__WORK TO DO__. Copy out all the records, word for word.

__DATA FOR PROCESSING__.
========================

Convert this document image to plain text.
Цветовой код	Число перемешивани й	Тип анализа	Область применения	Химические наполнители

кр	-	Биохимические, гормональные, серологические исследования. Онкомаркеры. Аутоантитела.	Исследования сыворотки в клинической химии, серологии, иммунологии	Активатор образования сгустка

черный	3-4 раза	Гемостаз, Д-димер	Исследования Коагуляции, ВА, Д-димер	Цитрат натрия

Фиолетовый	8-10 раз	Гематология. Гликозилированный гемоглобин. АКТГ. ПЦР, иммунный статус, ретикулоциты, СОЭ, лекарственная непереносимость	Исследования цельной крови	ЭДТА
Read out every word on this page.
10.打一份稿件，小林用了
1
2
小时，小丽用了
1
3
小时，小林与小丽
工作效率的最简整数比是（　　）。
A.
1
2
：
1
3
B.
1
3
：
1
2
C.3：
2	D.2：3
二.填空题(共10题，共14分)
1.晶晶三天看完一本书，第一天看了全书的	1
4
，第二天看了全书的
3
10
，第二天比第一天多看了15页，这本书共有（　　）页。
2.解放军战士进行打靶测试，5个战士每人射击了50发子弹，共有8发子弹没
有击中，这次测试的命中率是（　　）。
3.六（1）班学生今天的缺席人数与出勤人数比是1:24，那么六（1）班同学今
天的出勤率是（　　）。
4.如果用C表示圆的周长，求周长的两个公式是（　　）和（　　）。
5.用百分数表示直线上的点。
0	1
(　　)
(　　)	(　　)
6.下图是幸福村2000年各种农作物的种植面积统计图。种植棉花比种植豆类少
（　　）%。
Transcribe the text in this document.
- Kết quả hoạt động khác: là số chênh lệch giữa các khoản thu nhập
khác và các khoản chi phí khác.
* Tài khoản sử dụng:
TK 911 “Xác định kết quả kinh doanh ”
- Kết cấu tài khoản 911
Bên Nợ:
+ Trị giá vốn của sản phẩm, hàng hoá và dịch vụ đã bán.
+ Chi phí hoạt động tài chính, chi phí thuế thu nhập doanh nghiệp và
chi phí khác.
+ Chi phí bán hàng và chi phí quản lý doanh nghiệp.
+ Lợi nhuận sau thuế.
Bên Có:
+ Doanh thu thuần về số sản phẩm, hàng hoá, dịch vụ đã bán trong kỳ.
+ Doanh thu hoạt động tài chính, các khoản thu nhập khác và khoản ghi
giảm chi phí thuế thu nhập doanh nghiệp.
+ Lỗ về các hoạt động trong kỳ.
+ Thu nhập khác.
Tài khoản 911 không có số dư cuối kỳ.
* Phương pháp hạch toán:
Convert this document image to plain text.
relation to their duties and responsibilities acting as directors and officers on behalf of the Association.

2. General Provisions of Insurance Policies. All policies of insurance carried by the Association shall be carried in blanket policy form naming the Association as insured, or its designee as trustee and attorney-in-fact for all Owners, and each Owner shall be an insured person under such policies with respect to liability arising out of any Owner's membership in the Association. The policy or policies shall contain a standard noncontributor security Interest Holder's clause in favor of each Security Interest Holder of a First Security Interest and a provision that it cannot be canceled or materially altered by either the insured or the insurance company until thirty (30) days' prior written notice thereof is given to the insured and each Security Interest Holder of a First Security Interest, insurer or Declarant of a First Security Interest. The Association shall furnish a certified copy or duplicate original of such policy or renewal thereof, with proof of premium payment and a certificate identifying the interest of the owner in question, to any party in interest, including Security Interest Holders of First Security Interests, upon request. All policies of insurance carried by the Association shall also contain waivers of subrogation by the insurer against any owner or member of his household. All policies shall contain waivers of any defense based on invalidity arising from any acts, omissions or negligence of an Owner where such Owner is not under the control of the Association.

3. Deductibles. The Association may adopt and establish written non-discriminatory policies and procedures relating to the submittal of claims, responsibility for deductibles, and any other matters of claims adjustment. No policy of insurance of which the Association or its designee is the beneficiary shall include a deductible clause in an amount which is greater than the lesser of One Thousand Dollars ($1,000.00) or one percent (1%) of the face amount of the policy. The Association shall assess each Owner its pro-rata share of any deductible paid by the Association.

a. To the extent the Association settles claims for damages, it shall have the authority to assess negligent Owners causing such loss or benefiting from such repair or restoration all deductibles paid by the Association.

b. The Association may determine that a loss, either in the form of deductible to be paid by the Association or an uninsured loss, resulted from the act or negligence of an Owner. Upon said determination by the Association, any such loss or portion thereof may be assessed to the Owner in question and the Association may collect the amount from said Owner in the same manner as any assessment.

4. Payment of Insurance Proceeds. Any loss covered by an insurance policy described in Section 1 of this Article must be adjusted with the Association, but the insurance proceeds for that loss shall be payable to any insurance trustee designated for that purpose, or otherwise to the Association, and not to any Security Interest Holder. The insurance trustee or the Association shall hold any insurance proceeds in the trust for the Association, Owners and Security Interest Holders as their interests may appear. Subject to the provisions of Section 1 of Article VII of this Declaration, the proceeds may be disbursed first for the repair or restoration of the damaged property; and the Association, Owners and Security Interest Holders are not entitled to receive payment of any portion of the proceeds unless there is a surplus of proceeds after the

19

========================

__EXERCISE SOLUTION__.
Convert this document image to plain text.
Цветовой код	Число перемешивани й	Тип анализа	Область применения	Химические наполнители

кр	-	Биохимические, гормональные, серологические исследования. Онкомаркеры. Аутоантитела.	Исследования сыворотки в клинической химии, серологии, иммунологии	Активатор образования сгустка

черный	3-4 раза	Гемостаз, Д-димер	Исследования Коагуляции, ВА, Д-димер	Цитрат натрия

Фиолетовый	8-10 раз	Гематология. Гликозилированный гемоглобин. АКТГ. ПЦР, иммунный статус, ретикулоциты, СОЭ, лекарственная непереносимость	Исследования цельной крови	ЭДТА
Read out every word on this page.
10.打一份稿件，小林用了
1
2
小时，小丽用了
1
3
小时，小林与小丽
工作效率的最简整数比是（　　）。
A.
1
2
：
1
3
B.
1
3
：
1
2
C.3：
2	D.2：3
二.填空题(共10题，共14分)
1.晶晶三天看完一本书，第一天看了全书的	1
4
，第二天看了全书的
3
10
，第二天比第一天多看了15页，这本书共有（　　）页。
2.解放军战士进行打靶测试，5个战士每人射击了50发子弹，共有8发子弹没
有击中，这次测试的命中率是（　　）。
3.六（1）班学生今天的缺席人数与出勤人数比是1:24，那么六（1）班同学今
天的出勤率是（　　）。
4.如果用C表示圆的周长，求周长的两个公式是（　　）和（　　）。
5.用百分数表示直线上的点。
0	1
(　　)
(　　)	(　　)
6.下图是幸福村2000年各种农作物的种植面积统计图。种植棉花比种植豆类少
（　　）%。
Transcribe the text in this document.
- Kết quả hoạt động khác: là số chênh lệch giữa các khoản thu nhập
khác và các khoản chi phí khác.
* Tài khoản sử dụng:
TK 911 “Xác định kết quả kinh doanh ”
- Kết cấu tài khoản 911
Bên Nợ:
+ Trị giá vốn của sản phẩm, hàng hoá và dịch vụ đã bán.
+ Chi phí hoạt động tài chính, chi phí thuế thu nhập doanh nghiệp và
chi phí khác.
+ Chi phí bán hàng và chi phí quản lý doanh nghiệp.
+ Lợi nhuận sau thuế.
Bên Có:
+ Doanh thu thuần về số sản phẩm, hàng hoá, dịch vụ đã bán trong kỳ.
+ Doanh thu hoạt động tài chính, các khoản thu nhập khác và khoản ghi
giảm chi phí thuế thu nhập doanh nghiệp.
+ Lỗ về các hoạt động trong kỳ.
+ Thu nhập khác.
Tài khoản 911 không có số dư cuối kỳ.
* Phương pháp hạch toán:
Convert this document image to plain text.
relation to their duties and responsibilities acting as directors and officers on behalf of the Association.

2. General Provisions of Insurance Policies. All policies of insurance carried by the Association shall be carried in blanket policy form naming the Association as insured, or its designee as trustee and attorney-in-fact for all Owners, and each Owner shall be an insured person under such policies with respect to liability arising out of any Owner's membership in the Association. The policy or policies shall contain a standard noncontributor security Interest Holder's clause in favor of each Security Interest Holder of a First Security Interest and a provision that it cannot be canceled or materially altered by either the insured or the insurance company until thirty (30) days' prior written notice thereof is given to the insured and each Security Interest Holder of a First Security Interest, insurer or Declarant of a First Security Interest. The Association shall furnish a certified copy or duplicate original of such policy or renewal thereof, with proof of premium payment and a certificate identifying the interest of the owner in question, to any party in interest, including Security Interest Holders of First Security Interests, upon request. All policies of insurance carried by the Association shall also contain waivers of subrogation by the insurer against any owner or member of his household. All policies shall contain waivers of any defense based on invalidity arising from any acts, omissions or negligence of an Owner where such Owner is not under the control of the Association.

3. Deductibles. The Association may adopt and establish written non-discriminatory policies and procedures relating to the submittal of claims, responsibility for deductibles, and any other matters of claims adjustment. No policy of insurance of which the Association or its designee is the beneficiary shall include a deductible clause in an amount which is greater than the lesser of One Thousand Dollars ($1,000.00) or one percent (1%) of the face amount of the policy. The Association shall assess each Owner its pro-rata share of any deductible paid by the Association.

a. To the extent the Association settles claims for damages, it shall have the authority to assess negligent Owners causing such loss or benefiting from such repair or restoration all deductibles paid by the Association.

b. The Association may determine that a loss, either in the form of deductible to be paid by the Association or an uninsured loss, resulted from the act or negligence of an Owner. Upon said determination by the Association, any such loss or portion thereof may be assessed to the Owner in question and the Association may collect the amount from said Owner in the same manner as any assessment.

4. Payment of Insurance Proceeds. Any loss covered by an insurance policy described in Section 1 of this Article must be adjusted with the Association, but the insurance proceeds for that loss shall be payable to any insurance trustee designated for that purpose, or otherwise to the Association, and not to any Security Interest Holder. The insurance trustee or the Association shall hold any insurance proceeds in the trust for the Association, Owners and Security Interest Holders as their interests may appear. Subject to the provisions of Section 1 of Article VII of this Declaration, the proceeds may be disbursed first for the repair or restoration of the damaged property; and the Association, Owners and Security Interest Holders are not entitled to receive payment of any portion of the proceeds unless there is a surplus of proceeds after the

19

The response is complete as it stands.